## Problem details
Repeat each entry exactly and drop the pictures.

(Saved data entries)
:::
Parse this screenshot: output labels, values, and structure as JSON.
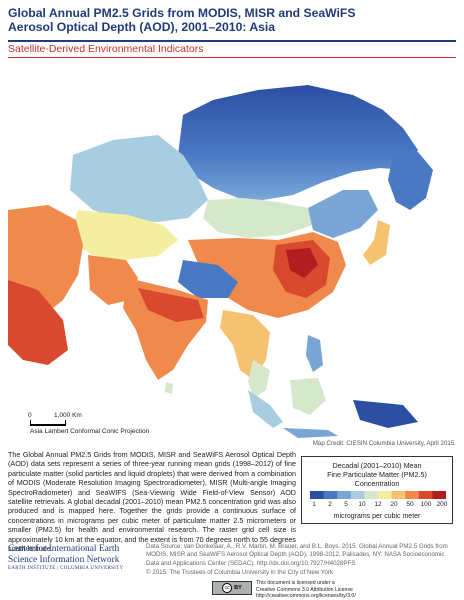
{
  "title": {
    "line1": "Global Annual PM2.5 Grids from MODIS, MISR and SeaWiFS",
    "line2": "Aerosol Optical Depth (AOD), 2001–2010: Asia"
  },
  "subtitle": "Satellite-Derived Environmental Indicators",
  "scale": {
    "zero": "0",
    "distance": "1,000 Km",
    "projection": "Asia Lambert Conformal Conic Projection"
  },
  "credit": "Map Credit: CIESIN Columbia University, April 2015.",
  "description": "The Global Annual PM2.5 Grids from MODIS, MISR and SeaWiFS Aerosol Optical Depth (AOD) data sets represent a series of three-year running mean grids (1998–2012) of fine particulate matter (solid particles and liquid droplets) that were derived from a combination of MODIS (Moderate Resolution Imaging Spectroradiometer), MISR (Multi-angle Imaging SpectroRadiometer) and SeaWIFS (Sea-Viewing Wide Field-of-View Sensor) AOD satellite retrievals. A global decadal (2001–2010) mean PM2.5 concentration grid was also produced and is mapped here. Together the grids provide a continuous surface of concentrations in micrograms per cubic meter of particulate matter 2.5 micrometers or smaller (PM2.5) for health and environmental research. The raster grid cell size is approximately 10 km at the equator, and the extent is from 70 degrees north to 55 degrees south latitude.",
  "legend": {
    "title_line1": "Decadal (2001–2010) Mean",
    "title_line2": "Fine Particulate Matter (PM2.5)",
    "title_line3": "Concentration",
    "ticks": [
      "1",
      "2",
      "5",
      "10",
      "12",
      "20",
      "50",
      "100",
      "200"
    ],
    "unit": "micrograms per cubic meter",
    "colors": [
      "#2c4fa3",
      "#4a79c4",
      "#7aa6d6",
      "#a8cde0",
      "#d5e8cc",
      "#f4eea0",
      "#f5c36f",
      "#ef8a4c",
      "#d9492f",
      "#b21d1f"
    ]
  },
  "colors": {
    "title_blue": "#1f3b7a",
    "accent_red": "#c4322b"
  },
  "org": {
    "line1": "Center for International Earth",
    "line2": "Science Information Network",
    "line3": "EARTH INSTITUTE | COLUMBIA UNIVERSITY"
  },
  "datasource": "Data Source: van Donkelaar, A., R.V. Martin, M. Brauer, and B.L. Boys. 2015. Global Annual PM2.5 Grids from MODIS, MISR and SeaWiFS Aerosol Optical Depth (AOD), 1998-2012. Palisades, NY: NASA Socioeconomic Data and Applications Center (SEDAC). http://dx.doi.org/10.7927/H4028PFS",
  "copyright": "© 2015. The Trustees of Columbia University in the City of New York",
  "license": {
    "badge": "BY",
    "line1": "This document is licensed under a",
    "line2": "Creative Commons 3.0 Attribution License",
    "line3": "http://creativecommons.org/licenses/by/3.0/"
  }
}
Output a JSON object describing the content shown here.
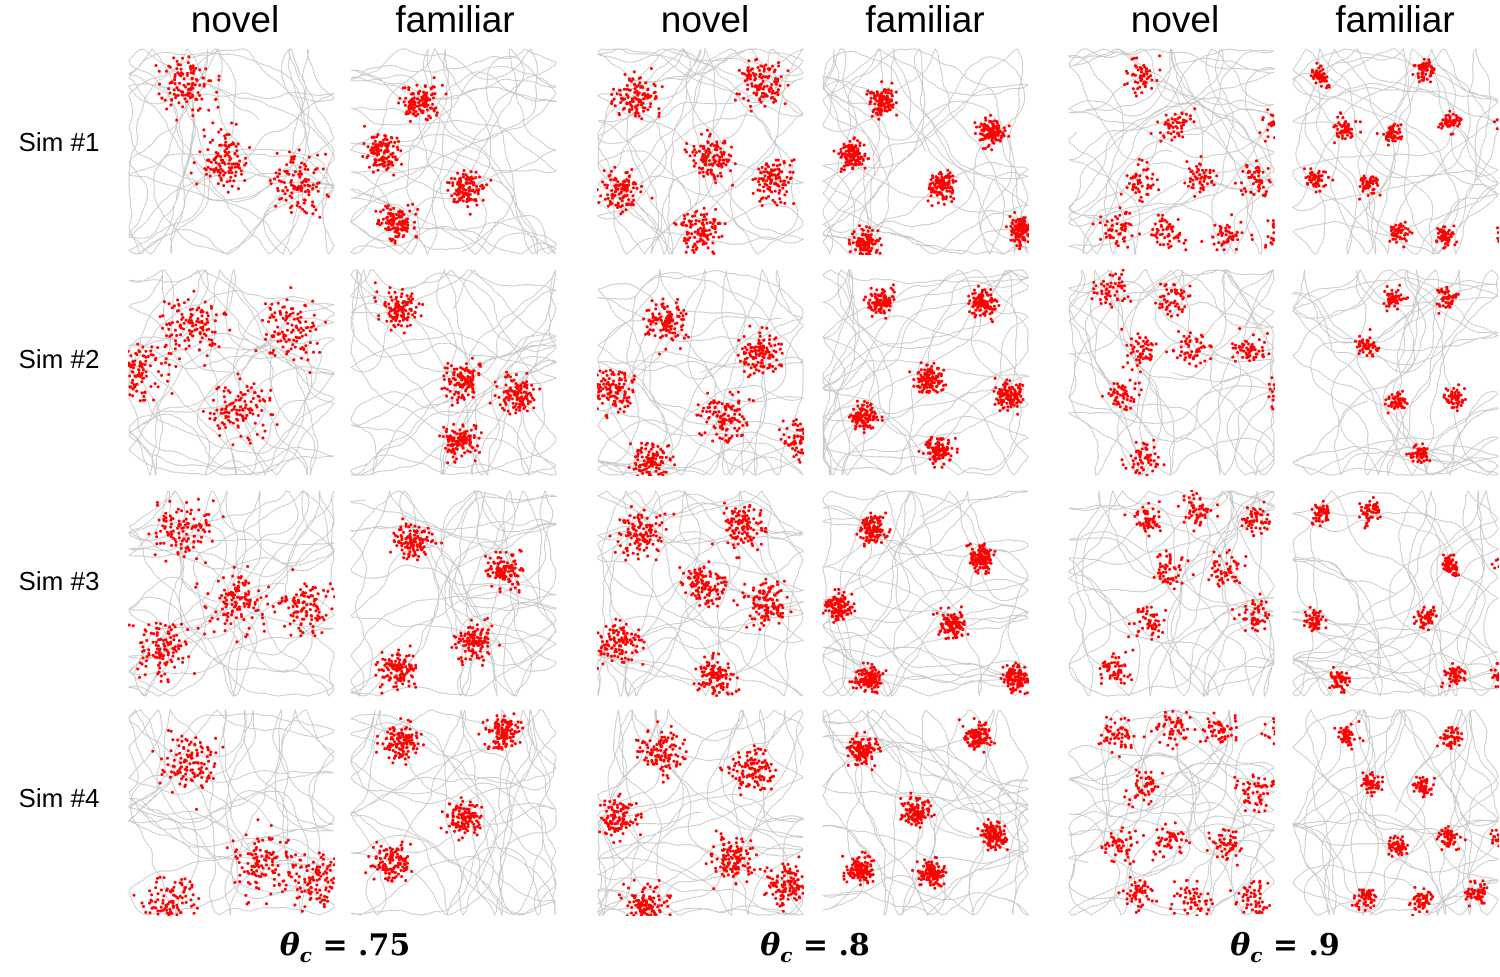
{
  "figure": {
    "column_headers": [
      "novel",
      "familiar",
      "novel",
      "familiar",
      "novel",
      "familiar"
    ],
    "row_labels": [
      "Sim #1",
      "Sim #2",
      "Sim #3",
      "Sim #4"
    ],
    "theta_groups": [
      {
        "symbol": "θ",
        "subscript": "c",
        "value": "= .75"
      },
      {
        "symbol": "θ",
        "subscript": "c",
        "value": "= .8"
      },
      {
        "symbol": "θ",
        "subscript": "c",
        "value": "= .9"
      }
    ],
    "colors": {
      "trajectory": "#c8c8c8",
      "spikes": "#ff0000",
      "background": "#ffffff"
    }
  }
}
:::
## Complete response
Parse this screenshot: output labels, values, and structure as JSON.
{
  "title": {
    "line1": "Global Annual PM2.5 Grids from MODIS, MISR and SeaWiFS",
    "line2": "Aerosol Optical Depth (AOD), 2001–2010: Asia"
  },
  "subtitle": "Satellite-Derived Environmental Indicators",
  "scale": {
    "zero": "0",
    "distance": "1,000 Km",
    "projection": "Asia Lambert Conformal Conic Projection"
  },
  "credit": "Map Credit: CIESIN Columbia University, April 2015.",
  "description": "The Global Annual PM2.5 Grids from MODIS, MISR and SeaWiFS Aerosol Optical Depth (AOD) data sets represent a series of three-year running mean grids (1998–2012) of fine particulate matter (solid particles and liquid droplets) that were derived from a combination of MODIS (Moderate Resolution Imaging Spectroradiometer), MISR (Multi-angle Imaging SpectroRadiometer) and SeaWIFS (Sea-Viewing Wide Field-of-View Sensor) AOD satellite retrievals. A global decadal (2001–2010) mean PM2.5 concentration grid was also produced and is mapped here. Together the grids provide a continuous surface of concentrations in micrograms per cubic meter of particulate matter 2.5 micrometers or smaller (PM2.5) for health and environmental research. The raster grid cell size is approximately 10 km at the equator, and the extent is from 70 degrees north to 55 degrees south latitude.",
  "legend": {
    "title_line1": "Decadal (2001–2010) Mean",
    "title_line2": "Fine Particulate Matter (PM2.5)",
    "title_line3": "Concentration",
    "ticks": [
      "1",
      "2",
      "5",
      "10",
      "12",
      "20",
      "50",
      "100",
      "200"
    ],
    "unit": "micrograms per cubic meter",
    "colors": [
      "#2c4fa3",
      "#4a79c4",
      "#7aa6d6",
      "#a8cde0",
      "#d5e8cc",
      "#f4eea0",
      "#f5c36f",
      "#ef8a4c",
      "#d9492f",
      "#b21d1f"
    ]
  },
  "colors": {
    "title_blue": "#1f3b7a",
    "accent_red": "#c4322b"
  },
  "org": {
    "line1": "Center for International Earth",
    "line2": "Science Information Network",
    "line3": "EARTH INSTITUTE | COLUMBIA UNIVERSITY"
  },
  "datasource": "Data Source: van Donkelaar, A., R.V. Martin, M. Brauer, and B.L. Boys. 2015. Global Annual PM2.5 Grids from MODIS, MISR and SeaWiFS Aerosol Optical Depth (AOD), 1998-2012. Palisades, NY: NASA Socioeconomic Data and Applications Center (SEDAC). http://dx.doi.org/10.7927/H4028PFS",
  "copyright": "© 2015. The Trustees of Columbia University in the City of New York",
  "license": {
    "badge": "BY",
    "line1": "This document is licensed under a",
    "line2": "Creative Commons 3.0 Attribution License",
    "line3": "http://creativecommons.org/licenses/by/3.0/"
  }
}
Output a JSON object describing the content shown here.
{
  "figure": {
    "column_headers": [
      "novel",
      "familiar",
      "novel",
      "familiar",
      "novel",
      "familiar"
    ],
    "row_labels": [
      "Sim #1",
      "Sim #2",
      "Sim #3",
      "Sim #4"
    ],
    "theta_groups": [
      {
        "symbol": "θ",
        "subscript": "c",
        "value": "= .75"
      },
      {
        "symbol": "θ",
        "subscript": "c",
        "value": "= .8"
      },
      {
        "symbol": "θ",
        "subscript": "c",
        "value": "= .9"
      }
    ],
    "colors": {
      "trajectory": "#c8c8c8",
      "spikes": "#ff0000",
      "background": "#ffffff"
    }
  }
}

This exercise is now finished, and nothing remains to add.